§ Data for this exercise
======
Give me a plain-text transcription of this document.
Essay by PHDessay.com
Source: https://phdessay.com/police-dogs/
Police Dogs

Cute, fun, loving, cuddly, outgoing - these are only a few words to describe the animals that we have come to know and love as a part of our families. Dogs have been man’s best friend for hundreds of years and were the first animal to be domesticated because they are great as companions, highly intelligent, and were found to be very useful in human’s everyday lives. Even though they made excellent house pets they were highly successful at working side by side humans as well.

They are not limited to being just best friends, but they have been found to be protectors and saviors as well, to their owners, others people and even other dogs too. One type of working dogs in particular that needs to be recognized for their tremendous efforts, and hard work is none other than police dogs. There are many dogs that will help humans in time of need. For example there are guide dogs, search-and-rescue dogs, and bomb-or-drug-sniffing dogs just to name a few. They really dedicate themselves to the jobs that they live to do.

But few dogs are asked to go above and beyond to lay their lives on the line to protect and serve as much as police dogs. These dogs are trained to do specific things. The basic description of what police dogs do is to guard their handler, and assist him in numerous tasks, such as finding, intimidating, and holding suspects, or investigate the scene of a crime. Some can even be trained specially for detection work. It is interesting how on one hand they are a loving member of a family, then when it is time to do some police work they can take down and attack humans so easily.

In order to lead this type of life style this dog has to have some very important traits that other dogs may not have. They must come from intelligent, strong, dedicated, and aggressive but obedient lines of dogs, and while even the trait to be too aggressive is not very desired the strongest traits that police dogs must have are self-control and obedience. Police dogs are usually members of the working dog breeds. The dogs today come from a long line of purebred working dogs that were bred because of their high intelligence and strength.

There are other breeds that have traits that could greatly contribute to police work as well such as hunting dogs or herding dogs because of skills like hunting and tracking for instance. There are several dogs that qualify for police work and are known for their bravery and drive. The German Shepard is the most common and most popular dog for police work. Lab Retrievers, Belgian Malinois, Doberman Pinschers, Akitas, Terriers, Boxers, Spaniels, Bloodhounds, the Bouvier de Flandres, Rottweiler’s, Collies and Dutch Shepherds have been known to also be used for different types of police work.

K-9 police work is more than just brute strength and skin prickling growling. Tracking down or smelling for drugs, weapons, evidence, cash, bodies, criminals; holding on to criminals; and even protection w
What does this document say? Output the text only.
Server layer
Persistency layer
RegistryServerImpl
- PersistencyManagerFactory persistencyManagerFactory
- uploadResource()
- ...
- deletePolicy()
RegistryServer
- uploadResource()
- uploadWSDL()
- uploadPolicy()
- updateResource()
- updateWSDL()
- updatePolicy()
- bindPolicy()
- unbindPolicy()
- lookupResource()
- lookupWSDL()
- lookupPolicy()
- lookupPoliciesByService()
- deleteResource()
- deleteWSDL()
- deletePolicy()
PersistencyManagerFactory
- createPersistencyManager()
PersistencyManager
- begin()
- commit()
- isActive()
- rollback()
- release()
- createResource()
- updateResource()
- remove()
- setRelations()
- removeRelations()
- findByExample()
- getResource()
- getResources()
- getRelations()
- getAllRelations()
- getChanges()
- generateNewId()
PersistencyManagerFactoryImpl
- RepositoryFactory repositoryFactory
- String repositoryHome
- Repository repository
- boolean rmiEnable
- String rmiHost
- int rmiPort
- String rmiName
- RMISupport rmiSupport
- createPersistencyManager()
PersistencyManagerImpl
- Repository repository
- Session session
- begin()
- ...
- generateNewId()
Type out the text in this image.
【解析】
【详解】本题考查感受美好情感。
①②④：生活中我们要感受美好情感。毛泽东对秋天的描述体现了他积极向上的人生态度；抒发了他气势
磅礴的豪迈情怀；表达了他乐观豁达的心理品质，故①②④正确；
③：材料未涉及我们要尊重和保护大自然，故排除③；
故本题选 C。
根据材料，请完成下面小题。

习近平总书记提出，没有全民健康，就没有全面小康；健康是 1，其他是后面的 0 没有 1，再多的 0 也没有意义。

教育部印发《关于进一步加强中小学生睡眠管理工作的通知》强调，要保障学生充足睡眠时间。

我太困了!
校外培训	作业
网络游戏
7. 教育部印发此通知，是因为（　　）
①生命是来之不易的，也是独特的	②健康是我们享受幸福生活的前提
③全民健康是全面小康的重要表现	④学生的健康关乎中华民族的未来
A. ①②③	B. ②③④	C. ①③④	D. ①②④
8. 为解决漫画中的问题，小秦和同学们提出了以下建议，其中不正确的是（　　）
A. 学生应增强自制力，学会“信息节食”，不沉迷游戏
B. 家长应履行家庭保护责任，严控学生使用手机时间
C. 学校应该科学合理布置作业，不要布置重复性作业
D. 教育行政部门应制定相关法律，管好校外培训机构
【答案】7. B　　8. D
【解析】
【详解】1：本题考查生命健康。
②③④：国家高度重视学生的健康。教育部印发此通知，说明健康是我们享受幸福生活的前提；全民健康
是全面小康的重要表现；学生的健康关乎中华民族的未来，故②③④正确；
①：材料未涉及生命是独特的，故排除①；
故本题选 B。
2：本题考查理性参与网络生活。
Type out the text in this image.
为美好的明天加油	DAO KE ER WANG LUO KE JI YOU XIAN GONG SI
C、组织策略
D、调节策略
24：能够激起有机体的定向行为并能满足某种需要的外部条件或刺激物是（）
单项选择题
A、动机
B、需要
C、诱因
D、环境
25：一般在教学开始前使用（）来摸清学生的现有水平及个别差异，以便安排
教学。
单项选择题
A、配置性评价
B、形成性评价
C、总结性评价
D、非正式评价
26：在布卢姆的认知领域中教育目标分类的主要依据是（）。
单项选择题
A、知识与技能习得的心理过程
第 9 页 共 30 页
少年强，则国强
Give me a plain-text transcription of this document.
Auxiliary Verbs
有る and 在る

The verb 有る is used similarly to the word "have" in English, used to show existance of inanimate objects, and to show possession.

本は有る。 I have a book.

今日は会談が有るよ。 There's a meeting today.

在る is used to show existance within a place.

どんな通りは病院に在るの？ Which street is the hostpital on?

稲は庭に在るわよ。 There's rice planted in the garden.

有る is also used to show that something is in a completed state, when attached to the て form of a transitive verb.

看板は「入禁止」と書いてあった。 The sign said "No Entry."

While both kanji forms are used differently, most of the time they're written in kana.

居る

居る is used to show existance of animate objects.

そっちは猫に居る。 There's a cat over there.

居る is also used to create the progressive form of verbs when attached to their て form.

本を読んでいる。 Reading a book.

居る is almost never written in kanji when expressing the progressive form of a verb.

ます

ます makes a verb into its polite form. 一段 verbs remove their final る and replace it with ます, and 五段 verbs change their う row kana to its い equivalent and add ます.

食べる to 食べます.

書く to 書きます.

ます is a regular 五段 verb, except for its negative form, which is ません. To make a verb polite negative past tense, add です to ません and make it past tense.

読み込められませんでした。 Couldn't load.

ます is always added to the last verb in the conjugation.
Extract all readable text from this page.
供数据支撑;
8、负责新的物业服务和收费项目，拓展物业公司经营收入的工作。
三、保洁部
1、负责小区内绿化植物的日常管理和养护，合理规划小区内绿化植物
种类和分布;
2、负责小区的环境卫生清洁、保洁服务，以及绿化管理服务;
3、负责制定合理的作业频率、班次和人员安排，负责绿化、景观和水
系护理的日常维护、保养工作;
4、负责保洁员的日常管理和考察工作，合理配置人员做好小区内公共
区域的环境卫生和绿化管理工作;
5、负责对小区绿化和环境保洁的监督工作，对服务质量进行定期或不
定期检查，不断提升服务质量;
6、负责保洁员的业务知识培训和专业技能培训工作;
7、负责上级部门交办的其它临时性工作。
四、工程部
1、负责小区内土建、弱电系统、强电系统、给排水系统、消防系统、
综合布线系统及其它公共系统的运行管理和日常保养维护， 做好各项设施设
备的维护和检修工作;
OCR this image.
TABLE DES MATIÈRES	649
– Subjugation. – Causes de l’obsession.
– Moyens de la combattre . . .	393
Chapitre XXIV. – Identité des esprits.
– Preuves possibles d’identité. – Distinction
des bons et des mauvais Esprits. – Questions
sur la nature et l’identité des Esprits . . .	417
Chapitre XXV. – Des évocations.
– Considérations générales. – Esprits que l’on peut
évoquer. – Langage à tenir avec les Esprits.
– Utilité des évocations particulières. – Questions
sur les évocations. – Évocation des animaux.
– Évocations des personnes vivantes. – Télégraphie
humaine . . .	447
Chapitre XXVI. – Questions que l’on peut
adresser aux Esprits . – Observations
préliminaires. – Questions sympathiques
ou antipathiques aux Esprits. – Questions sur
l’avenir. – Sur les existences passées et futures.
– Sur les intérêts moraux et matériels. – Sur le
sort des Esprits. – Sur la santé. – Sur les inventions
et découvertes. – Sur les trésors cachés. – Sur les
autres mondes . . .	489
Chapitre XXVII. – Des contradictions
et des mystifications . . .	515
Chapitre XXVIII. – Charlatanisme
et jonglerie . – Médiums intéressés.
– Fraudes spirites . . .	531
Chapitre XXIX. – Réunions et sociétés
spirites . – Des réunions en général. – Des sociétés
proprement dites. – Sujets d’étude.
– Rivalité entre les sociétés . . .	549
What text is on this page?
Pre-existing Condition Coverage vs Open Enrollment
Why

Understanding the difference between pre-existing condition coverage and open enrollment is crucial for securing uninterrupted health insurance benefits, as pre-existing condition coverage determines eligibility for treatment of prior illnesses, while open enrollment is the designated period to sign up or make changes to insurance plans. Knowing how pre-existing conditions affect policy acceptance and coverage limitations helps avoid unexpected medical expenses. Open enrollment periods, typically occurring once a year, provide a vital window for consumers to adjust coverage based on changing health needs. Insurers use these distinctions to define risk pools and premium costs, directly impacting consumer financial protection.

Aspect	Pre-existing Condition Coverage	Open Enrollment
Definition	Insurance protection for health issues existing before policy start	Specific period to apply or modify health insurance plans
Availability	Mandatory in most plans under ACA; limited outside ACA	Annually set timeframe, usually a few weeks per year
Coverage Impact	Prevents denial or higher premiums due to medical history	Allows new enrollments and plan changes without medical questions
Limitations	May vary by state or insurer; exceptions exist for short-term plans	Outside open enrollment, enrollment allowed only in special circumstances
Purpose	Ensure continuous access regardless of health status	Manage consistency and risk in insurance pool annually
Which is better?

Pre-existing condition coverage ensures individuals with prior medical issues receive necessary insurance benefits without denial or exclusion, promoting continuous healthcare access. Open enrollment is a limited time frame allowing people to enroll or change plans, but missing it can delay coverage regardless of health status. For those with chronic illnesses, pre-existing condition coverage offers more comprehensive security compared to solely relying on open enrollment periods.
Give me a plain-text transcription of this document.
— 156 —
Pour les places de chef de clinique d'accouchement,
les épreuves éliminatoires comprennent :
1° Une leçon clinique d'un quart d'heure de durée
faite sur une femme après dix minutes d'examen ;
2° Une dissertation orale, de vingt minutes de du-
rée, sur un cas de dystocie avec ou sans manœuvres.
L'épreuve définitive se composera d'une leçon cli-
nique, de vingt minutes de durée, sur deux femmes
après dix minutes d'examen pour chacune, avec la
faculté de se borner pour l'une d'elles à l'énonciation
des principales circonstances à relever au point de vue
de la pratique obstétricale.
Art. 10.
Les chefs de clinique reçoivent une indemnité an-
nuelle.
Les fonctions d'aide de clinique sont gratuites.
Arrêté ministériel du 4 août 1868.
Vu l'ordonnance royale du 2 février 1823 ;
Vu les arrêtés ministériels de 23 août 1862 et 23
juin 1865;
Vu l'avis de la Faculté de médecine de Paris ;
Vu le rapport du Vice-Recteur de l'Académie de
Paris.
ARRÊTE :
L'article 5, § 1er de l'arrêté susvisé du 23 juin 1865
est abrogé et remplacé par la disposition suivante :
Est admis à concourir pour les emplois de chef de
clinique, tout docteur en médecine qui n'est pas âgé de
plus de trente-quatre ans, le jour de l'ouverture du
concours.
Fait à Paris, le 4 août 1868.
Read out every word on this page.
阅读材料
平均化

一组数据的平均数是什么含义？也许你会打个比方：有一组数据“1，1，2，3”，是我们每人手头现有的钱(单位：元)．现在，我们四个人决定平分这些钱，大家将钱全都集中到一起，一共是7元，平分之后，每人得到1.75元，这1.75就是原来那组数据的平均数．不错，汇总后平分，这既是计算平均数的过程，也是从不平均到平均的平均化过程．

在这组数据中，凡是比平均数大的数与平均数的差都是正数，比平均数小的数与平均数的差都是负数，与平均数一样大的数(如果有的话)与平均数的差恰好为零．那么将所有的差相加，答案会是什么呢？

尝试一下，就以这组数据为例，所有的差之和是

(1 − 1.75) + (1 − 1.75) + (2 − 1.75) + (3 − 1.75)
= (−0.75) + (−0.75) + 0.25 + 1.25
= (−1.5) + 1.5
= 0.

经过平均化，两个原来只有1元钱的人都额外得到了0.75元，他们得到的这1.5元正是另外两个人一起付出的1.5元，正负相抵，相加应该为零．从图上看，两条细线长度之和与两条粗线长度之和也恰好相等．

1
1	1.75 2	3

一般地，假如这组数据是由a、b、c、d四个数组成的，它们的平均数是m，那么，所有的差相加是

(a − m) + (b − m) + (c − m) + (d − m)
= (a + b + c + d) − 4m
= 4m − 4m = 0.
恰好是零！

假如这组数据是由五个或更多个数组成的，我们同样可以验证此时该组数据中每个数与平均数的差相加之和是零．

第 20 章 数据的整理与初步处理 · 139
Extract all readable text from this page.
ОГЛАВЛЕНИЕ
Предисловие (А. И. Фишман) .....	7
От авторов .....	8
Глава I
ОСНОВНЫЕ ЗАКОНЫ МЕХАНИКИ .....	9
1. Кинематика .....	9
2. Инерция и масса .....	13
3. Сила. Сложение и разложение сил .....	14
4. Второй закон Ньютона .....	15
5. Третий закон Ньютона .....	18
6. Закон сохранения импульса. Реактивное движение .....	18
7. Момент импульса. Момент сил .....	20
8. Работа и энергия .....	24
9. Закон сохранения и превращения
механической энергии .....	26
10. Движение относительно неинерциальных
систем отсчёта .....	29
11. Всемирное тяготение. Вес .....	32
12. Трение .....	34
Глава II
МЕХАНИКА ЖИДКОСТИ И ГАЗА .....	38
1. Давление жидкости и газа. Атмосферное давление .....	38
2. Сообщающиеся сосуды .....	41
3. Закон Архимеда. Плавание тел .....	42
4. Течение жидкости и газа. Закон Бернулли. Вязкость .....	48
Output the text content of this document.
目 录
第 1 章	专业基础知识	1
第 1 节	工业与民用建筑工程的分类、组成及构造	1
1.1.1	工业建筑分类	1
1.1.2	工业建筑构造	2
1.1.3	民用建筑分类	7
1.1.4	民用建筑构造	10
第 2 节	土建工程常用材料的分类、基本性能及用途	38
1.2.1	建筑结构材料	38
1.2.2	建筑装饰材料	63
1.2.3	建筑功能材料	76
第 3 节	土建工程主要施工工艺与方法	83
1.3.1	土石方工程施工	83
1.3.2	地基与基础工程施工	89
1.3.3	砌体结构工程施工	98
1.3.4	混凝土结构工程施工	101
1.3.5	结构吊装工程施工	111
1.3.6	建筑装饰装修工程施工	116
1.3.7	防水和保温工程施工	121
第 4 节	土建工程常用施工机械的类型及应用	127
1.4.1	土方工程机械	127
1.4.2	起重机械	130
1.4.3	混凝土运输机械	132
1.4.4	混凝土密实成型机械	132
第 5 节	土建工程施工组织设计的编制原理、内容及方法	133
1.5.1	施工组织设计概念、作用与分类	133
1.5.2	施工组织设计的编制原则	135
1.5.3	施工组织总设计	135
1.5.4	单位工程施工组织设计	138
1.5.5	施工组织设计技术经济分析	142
======
§ Problem to solve
Copy every line of the listing that includes the string "clinique".

§ Answer
Pour les places de chef de clinique d'accouchement,
1° Une leçon clinique d'un quart d'heure de durée
Les chefs de clinique reçoivent une indemnité an-
Les fonctions d'aide de clinique sont gratuites.
clinique, tout docteur en médecine qui n'est pas âgé de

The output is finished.